Recorded data -
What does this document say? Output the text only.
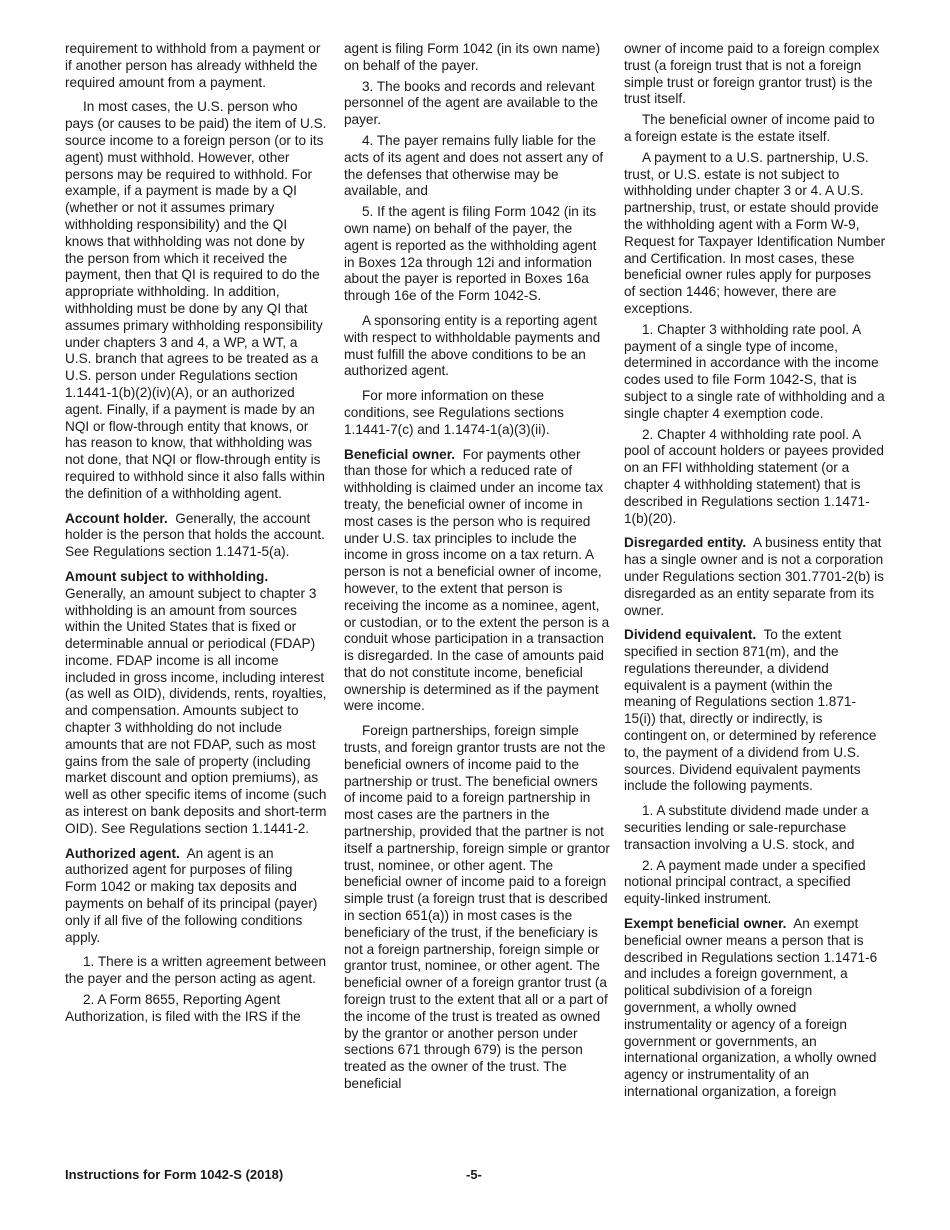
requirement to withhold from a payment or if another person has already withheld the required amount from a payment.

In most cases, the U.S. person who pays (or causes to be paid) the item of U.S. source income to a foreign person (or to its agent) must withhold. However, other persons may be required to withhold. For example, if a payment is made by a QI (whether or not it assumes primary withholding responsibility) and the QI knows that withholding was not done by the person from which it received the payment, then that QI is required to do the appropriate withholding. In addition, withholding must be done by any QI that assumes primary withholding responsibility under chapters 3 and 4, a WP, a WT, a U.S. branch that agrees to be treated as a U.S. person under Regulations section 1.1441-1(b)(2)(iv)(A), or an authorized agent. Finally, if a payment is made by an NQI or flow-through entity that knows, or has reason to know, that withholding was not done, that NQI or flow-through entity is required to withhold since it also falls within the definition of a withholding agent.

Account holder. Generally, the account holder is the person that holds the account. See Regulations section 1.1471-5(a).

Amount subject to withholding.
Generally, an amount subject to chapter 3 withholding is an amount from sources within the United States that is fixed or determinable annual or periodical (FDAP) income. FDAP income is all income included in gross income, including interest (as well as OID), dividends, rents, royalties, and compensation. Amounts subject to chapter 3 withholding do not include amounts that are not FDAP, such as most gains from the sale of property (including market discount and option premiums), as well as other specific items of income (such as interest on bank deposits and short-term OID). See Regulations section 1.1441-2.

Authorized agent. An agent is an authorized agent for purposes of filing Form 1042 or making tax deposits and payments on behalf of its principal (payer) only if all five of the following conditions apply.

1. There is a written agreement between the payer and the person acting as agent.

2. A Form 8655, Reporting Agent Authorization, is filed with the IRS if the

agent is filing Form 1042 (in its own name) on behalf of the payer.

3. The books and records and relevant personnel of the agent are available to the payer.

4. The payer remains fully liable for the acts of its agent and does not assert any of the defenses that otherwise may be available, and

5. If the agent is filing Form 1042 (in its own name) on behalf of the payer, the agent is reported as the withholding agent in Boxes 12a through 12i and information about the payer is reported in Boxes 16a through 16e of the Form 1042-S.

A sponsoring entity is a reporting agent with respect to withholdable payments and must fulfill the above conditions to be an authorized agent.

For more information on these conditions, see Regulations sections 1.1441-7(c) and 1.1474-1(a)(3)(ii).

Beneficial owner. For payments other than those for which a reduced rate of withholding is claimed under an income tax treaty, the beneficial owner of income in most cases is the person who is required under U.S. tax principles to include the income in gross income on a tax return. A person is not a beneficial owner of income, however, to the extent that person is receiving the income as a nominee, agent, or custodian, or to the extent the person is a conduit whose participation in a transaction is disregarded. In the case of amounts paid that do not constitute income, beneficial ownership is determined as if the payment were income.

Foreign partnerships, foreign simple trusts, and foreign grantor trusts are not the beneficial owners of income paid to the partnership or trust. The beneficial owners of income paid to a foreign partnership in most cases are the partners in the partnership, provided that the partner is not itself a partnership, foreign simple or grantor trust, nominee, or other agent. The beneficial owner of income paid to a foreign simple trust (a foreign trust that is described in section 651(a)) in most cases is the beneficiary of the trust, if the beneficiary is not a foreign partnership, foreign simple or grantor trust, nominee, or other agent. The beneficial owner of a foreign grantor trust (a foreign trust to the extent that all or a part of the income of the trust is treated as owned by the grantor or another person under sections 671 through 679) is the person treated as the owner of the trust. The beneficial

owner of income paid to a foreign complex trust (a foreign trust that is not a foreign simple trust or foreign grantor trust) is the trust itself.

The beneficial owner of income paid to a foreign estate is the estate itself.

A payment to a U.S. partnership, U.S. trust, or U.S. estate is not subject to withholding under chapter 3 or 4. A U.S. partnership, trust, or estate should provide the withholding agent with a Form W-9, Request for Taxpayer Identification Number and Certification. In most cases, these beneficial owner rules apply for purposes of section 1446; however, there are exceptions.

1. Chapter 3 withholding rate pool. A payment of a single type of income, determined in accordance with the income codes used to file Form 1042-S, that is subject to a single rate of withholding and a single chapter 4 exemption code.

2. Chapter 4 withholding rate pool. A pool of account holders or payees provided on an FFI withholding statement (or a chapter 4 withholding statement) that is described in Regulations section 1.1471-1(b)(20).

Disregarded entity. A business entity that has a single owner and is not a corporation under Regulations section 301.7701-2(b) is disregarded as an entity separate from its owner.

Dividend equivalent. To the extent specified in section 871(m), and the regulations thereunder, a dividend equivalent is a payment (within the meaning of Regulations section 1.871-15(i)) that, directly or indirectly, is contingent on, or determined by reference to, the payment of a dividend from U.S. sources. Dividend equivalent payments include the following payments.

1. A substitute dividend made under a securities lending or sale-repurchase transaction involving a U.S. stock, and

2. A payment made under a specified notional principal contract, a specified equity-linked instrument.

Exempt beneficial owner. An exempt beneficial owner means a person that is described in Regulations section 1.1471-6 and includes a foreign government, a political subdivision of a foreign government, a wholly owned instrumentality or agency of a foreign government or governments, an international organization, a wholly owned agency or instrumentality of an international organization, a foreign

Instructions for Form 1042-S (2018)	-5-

Requirement -
Transcribe the records above exactly, leaving out every picture.

Solution to the exercise -
What does this document say? Output the text only.
requirement to withhold from a payment or if another person has already withheld the required amount from a payment.

In most cases, the U.S. person who pays (or causes to be paid) the item of U.S. source income to a foreign person (or to its agent) must withhold. However, other persons may be required to withhold. For example, if a payment is made by a QI (whether or not it assumes primary withholding responsibility) and the QI knows that withholding was not done by the person from which it received the payment, then that QI is required to do the appropriate withholding. In addition, withholding must be done by any QI that assumes primary withholding responsibility under chapters 3 and 4, a WP, a WT, a U.S. branch that agrees to be treated as a U.S. person under Regulations section 1.1441-1(b)(2)(iv)(A), or an authorized agent. Finally, if a payment is made by an NQI or flow-through entity that knows, or has reason to know, that withholding was not done, that NQI or flow-through entity is required to withhold since it also falls within the definition of a withholding agent.

Account holder. Generally, the account holder is the person that holds the account. See Regulations section 1.1471-5(a).

Amount subject to withholding.
Generally, an amount subject to chapter 3 withholding is an amount from sources within the United States that is fixed or determinable annual or periodical (FDAP) income. FDAP income is all income included in gross income, including interest (as well as OID), dividends, rents, royalties, and compensation. Amounts subject to chapter 3 withholding do not include amounts that are not FDAP, such as most gains from the sale of property (including market discount and option premiums), as well as other specific items of income (such as interest on bank deposits and short-term OID). See Regulations section 1.1441-2.

Authorized agent. An agent is an authorized agent for purposes of filing Form 1042 or making tax deposits and payments on behalf of its principal (payer) only if all five of the following conditions apply.

1. There is a written agreement between the payer and the person acting as agent.

2. A Form 8655, Reporting Agent Authorization, is filed with the IRS if the

agent is filing Form 1042 (in its own name) on behalf of the payer.

3. The books and records and relevant personnel of the agent are available to the payer.

4. The payer remains fully liable for the acts of its agent and does not assert any of the defenses that otherwise may be available, and

5. If the agent is filing Form 1042 (in its own name) on behalf of the payer, the agent is reported as the withholding agent in Boxes 12a through 12i and information about the payer is reported in Boxes 16a through 16e of the Form 1042-S.

A sponsoring entity is a reporting agent with respect to withholdable payments and must fulfill the above conditions to be an authorized agent.

For more information on these conditions, see Regulations sections 1.1441-7(c) and 1.1474-1(a)(3)(ii).

Beneficial owner. For payments other than those for which a reduced rate of withholding is claimed under an income tax treaty, the beneficial owner of income in most cases is the person who is required under U.S. tax principles to include the income in gross income on a tax return. A person is not a beneficial owner of income, however, to the extent that person is receiving the income as a nominee, agent, or custodian, or to the extent the person is a conduit whose participation in a transaction is disregarded. In the case of amounts paid that do not constitute income, beneficial ownership is determined as if the payment were income.

Foreign partnerships, foreign simple trusts, and foreign grantor trusts are not the beneficial owners of income paid to the partnership or trust. The beneficial owners of income paid to a foreign partnership in most cases are the partners in the partnership, provided that the partner is not itself a partnership, foreign simple or grantor trust, nominee, or other agent. The beneficial owner of income paid to a foreign simple trust (a foreign trust that is described in section 651(a)) in most cases is the beneficiary of the trust, if the beneficiary is not a foreign partnership, foreign simple or grantor trust, nominee, or other agent. The beneficial owner of a foreign grantor trust (a foreign trust to the extent that all or a part of the income of the trust is treated as owned by the grantor or another person under sections 671 through 679) is the person treated as the owner of the trust. The beneficial

owner of income paid to a foreign complex trust (a foreign trust that is not a foreign simple trust or foreign grantor trust) is the trust itself.

The beneficial owner of income paid to a foreign estate is the estate itself.

A payment to a U.S. partnership, U.S. trust, or U.S. estate is not subject to withholding under chapter 3 or 4. A U.S. partnership, trust, or estate should provide the withholding agent with a Form W-9, Request for Taxpayer Identification Number and Certification. In most cases, these beneficial owner rules apply for purposes of section 1446; however, there are exceptions.

1. Chapter 3 withholding rate pool. A payment of a single type of income, determined in accordance with the income codes used to file Form 1042-S, that is subject to a single rate of withholding and a single chapter 4 exemption code.

2. Chapter 4 withholding rate pool. A pool of account holders or payees provided on an FFI withholding statement (or a chapter 4 withholding statement) that is described in Regulations section 1.1471-1(b)(20).

Disregarded entity. A business entity that has a single owner and is not a corporation under Regulations section 301.7701-2(b) is disregarded as an entity separate from its owner.

Dividend equivalent. To the extent specified in section 871(m), and the regulations thereunder, a dividend equivalent is a payment (within the meaning of Regulations section 1.871-15(i)) that, directly or indirectly, is contingent on, or determined by reference to, the payment of a dividend from U.S. sources. Dividend equivalent payments include the following payments.

1. A substitute dividend made under a securities lending or sale-repurchase transaction involving a U.S. stock, and

2. A payment made under a specified notional principal contract, a specified equity-linked instrument.

Exempt beneficial owner. An exempt beneficial owner means a person that is described in Regulations section 1.1471-6 and includes a foreign government, a political subdivision of a foreign government, a wholly owned instrumentality or agency of a foreign government or governments, an international organization, a wholly owned agency or instrumentality of an international organization, a foreign

Instructions for Form 1042-S (2018)	-5-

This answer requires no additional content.